### Requirement
Search the data for the word "structured" and copy every line where it occurs.

--- Start Source material ---

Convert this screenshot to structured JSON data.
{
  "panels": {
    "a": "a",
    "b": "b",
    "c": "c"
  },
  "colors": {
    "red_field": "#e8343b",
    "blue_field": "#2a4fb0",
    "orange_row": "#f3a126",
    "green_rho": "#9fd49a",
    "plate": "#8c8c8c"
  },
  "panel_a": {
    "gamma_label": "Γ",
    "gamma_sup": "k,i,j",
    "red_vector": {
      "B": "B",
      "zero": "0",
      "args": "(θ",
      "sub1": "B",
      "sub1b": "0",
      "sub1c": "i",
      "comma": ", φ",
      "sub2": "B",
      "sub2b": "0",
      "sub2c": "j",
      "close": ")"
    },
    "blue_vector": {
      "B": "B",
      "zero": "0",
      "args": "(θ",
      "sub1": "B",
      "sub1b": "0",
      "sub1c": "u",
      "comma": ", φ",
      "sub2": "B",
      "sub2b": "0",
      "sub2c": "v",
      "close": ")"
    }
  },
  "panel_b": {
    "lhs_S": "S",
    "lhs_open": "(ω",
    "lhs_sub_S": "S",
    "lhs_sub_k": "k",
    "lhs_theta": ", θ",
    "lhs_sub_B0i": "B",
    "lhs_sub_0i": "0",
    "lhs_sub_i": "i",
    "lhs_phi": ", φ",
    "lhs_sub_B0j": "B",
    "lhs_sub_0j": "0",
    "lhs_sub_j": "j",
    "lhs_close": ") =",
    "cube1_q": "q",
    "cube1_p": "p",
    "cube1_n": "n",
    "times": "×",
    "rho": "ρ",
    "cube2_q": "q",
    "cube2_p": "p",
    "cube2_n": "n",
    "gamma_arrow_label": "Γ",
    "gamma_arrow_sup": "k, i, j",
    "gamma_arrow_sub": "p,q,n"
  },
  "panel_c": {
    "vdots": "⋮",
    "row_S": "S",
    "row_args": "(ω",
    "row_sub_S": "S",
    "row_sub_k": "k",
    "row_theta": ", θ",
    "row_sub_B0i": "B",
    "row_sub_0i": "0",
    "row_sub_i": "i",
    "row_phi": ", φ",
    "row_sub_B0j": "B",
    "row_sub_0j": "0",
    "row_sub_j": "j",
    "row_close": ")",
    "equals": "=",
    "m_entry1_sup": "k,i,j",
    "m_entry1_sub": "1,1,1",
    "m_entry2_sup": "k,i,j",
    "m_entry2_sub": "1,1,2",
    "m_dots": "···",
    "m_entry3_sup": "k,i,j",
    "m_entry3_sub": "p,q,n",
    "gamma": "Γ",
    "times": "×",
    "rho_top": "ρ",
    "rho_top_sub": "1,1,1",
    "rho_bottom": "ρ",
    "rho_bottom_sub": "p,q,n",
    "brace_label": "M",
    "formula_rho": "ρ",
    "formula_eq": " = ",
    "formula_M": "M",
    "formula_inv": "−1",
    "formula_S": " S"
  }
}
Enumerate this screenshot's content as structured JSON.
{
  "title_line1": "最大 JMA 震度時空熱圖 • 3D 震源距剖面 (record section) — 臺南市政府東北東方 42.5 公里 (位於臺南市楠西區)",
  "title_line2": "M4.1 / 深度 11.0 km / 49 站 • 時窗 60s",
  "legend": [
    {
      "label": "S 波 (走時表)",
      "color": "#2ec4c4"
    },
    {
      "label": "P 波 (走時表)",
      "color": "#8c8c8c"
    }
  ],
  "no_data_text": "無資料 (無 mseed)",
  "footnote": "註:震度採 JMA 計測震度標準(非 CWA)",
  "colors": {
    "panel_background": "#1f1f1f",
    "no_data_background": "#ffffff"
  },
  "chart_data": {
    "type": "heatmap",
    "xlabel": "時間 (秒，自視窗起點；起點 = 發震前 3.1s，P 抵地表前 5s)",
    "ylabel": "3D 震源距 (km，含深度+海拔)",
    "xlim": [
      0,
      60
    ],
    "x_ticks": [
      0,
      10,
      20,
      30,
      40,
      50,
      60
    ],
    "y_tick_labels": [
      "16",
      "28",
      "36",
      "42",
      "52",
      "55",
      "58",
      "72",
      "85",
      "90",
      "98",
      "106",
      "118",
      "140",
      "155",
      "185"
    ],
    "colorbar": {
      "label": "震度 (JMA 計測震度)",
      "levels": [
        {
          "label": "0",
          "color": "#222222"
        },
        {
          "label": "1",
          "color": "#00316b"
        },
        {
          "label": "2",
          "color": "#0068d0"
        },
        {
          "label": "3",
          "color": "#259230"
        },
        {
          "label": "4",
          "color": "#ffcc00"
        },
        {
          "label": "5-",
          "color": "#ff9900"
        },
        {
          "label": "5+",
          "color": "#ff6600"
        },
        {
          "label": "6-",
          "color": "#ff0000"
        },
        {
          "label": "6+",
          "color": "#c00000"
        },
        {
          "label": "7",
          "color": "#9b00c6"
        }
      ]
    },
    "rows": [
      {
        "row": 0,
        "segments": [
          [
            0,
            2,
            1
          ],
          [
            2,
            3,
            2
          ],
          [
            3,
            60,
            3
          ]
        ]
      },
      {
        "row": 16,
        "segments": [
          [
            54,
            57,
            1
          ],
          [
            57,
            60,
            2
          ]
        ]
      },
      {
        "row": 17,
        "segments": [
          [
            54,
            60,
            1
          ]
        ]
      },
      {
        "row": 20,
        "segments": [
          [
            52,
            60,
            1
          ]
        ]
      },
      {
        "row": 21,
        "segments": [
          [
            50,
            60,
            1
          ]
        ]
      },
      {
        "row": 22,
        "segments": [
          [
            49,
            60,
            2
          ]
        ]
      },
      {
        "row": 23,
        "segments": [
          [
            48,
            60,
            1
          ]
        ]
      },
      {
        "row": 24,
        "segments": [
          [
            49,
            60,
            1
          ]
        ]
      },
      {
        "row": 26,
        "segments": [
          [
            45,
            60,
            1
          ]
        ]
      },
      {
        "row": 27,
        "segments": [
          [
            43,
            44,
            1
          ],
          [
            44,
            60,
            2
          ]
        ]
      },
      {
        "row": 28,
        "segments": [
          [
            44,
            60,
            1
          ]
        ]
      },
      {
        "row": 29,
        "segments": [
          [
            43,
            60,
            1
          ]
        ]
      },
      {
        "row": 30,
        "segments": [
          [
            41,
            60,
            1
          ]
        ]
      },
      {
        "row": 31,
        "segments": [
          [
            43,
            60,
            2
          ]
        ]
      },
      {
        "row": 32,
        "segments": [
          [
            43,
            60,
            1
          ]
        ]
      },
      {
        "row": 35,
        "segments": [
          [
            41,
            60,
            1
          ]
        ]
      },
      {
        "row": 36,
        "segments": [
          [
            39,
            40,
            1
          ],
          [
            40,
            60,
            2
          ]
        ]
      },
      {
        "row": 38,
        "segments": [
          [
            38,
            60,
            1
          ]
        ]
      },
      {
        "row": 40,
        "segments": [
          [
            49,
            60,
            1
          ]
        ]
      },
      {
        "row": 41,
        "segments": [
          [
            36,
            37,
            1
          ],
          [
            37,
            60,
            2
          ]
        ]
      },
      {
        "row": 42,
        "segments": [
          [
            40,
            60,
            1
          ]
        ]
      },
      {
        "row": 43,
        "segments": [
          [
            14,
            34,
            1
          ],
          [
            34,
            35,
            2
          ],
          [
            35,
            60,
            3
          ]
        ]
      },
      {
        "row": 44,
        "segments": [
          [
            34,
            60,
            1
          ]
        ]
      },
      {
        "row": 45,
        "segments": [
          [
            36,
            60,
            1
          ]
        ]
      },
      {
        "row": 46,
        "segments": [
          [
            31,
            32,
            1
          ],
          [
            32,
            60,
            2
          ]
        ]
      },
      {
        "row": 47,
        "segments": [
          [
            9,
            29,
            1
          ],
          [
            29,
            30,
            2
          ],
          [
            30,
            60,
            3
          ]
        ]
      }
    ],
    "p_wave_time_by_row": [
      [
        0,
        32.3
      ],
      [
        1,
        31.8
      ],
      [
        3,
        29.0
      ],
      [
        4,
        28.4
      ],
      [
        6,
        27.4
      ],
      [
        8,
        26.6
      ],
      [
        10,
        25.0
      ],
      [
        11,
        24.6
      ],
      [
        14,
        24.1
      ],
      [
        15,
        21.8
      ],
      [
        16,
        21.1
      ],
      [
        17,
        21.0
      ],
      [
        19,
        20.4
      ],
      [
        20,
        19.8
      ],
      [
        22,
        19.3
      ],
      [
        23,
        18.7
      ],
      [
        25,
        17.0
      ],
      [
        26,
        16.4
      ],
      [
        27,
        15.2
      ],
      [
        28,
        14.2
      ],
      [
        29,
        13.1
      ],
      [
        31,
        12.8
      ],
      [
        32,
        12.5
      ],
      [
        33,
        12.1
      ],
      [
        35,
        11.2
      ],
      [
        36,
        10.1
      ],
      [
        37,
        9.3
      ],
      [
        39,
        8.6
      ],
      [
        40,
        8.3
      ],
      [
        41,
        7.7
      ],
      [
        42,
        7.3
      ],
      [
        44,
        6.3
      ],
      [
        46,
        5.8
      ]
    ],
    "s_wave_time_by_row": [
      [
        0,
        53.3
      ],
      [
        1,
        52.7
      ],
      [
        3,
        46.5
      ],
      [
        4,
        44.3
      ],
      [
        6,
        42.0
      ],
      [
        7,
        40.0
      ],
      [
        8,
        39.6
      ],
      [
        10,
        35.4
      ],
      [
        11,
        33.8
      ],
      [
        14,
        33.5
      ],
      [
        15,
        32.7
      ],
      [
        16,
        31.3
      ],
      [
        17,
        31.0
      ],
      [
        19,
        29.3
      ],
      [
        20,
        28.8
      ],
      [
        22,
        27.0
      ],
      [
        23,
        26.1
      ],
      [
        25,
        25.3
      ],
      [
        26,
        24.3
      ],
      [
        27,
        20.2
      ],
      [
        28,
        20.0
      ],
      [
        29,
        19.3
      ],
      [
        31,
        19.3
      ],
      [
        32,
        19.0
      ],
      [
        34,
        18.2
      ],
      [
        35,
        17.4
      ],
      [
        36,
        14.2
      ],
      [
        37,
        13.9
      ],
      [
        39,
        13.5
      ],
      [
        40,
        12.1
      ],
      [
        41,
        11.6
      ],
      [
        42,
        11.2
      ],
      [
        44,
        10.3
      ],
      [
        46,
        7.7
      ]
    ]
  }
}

--- End Source material ---

### Correct response
Convert this screenshot to structured JSON data.
Enumerate this screenshot's content as structured JSON.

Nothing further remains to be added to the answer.